┌─ 読む文章

特開2007-223673号公報に開示されている充填包装装置は、長尺フィルムに所定の間隔でシュートを挟み込みながら二つ折りにして、回転体に放射方向に取り付けられた区画シール装置でシュート間をヒートシールして区画シール部で区画された袋部を形成し、回転体の周方向に沿って搬送される間に、被包装物を袋部へ充填して、袋部内をガス置換して封止するように構成されている。区画シール装置はまた搬送される長尺フィルムを挟持するグリップを兼ねている。
【先行技術文献】
【特許文献】
【0003】
【発明の概要】
【発明が解決しようとする課題】
【0004】
しかしながら、上記の充填包装装置の区画シール装置は、回転体に放射方向に取り付けられていることから、当該区画シール装置間の幅を調整するのが難しく、包装袋のサイズ切り替えが非常に困難である。
さらに、長尺フィルムをヒートシールする区画シール装置がグリップを兼ねているため、配線や構造が複雑になり、またヒートシールした後もしばらく長尺フィルムを挟持していなければならないため、排熱やフィルムの冷却の効率が悪くなるおそれがある。
【0005】
したがって、本発明が解決しようとする課題は、包装工程を担う各種装置の構成やそれら装置のレイアウトを簡潔にすると共に、包装袋のサイズ切り替えを容易に行うことができるようにした包装システムを提供することである。

└─
┌─ データ行

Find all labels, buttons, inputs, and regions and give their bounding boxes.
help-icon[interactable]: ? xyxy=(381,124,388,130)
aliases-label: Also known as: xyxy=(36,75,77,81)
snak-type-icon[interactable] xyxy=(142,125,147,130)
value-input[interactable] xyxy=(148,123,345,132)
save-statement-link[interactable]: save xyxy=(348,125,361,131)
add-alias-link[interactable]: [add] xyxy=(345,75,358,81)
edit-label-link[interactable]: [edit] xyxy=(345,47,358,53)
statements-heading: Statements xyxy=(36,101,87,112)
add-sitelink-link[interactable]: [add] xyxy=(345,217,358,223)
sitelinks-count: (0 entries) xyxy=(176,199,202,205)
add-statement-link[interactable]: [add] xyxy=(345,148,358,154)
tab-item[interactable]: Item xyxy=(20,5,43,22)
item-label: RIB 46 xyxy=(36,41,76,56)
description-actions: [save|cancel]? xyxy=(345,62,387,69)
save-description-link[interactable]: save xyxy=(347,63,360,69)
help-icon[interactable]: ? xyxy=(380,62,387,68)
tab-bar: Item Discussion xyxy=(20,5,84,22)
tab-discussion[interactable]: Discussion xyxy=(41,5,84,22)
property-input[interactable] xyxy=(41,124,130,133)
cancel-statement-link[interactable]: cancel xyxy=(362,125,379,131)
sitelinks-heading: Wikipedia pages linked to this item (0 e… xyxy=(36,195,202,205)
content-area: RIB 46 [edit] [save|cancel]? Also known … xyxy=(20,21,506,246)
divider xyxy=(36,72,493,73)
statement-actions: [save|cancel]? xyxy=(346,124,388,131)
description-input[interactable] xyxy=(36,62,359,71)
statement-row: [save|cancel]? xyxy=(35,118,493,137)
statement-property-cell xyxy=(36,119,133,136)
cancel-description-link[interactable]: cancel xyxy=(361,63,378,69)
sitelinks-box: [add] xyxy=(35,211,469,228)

└─

# やること
• 1. 包装システムについての文章で、特開2007-223673号公報の充填包装装置の区画シール装置は、ヒートシールのほかに何を兼ねているか。
• 2. 包装システムについての文章を、最後の文のあとから書き継ぐこと。

# 回答
• 1. 搬送される長尺フィルムを挟持するグリップを兼ねている。

• 2.
【課題を解決するための手段】
【0006】
請求項1に記載の包装システムは、フィルムロールから繰り出される長尺フィルムを幅方向に折り重ねて、
折り重ねた当該長尺フィルムを長さ方向に沿って所定間隔で区画するサイドシール部を形成し、隣り合う当該サイドシール部間に上端開口部を有する袋部を形成するとともに、
当該袋部が連続する包装袋連包を前記長尺フィルムから形成する給袋装置と、
当該給袋装置から供給される前記包装袋連包を搬送経路に沿って第1グリップで反給袋装置側へ引っ張って搬送する搬送装置と、
を有し、
前記搬送経路上で、前記袋部の前記上端開口部を開いて被包装物を充填し、前記袋部内を所定の不活性ガスでガス置換してから、前記上端開口部を封止するようにした包装システムにおいて、
前記搬送経路と並行するガイドレールと、
前記各サイドシール部を把持する第2グリップを有し、ガイドレール上を走行する複数個のムーバーと、
前記ムーバーと前記ガイドレールの一方に永久磁石を取り付け、他方に電磁石を取り付けて、前記ムーバーをリニア駆動で各個独立して前記ガイドレール上を移動させる駆動手段と、
前記ガイドレール上における前記各ムーバーの位置をそれぞれ検知して所定位置に停止させるムーバー位置制御手段を備え、
当該ムーバー位置制御手段が、一の前記ムーバーと、前記包装袋連包の搬送方向に沿って、一の前記ムーバーの上流側で隣り合う他の前記ムーバーの停止位置を制御し、一の前記サイドシール部と、前記包装袋連包の搬送方向に沿って、一の前記サイドシール部の上流側で隣り合う他の前記サイドシール部との間隔を調整して、
前記袋部の前記上端開口部を開放又は閉鎖する袋口開閉装置を設けたことを特徴とする。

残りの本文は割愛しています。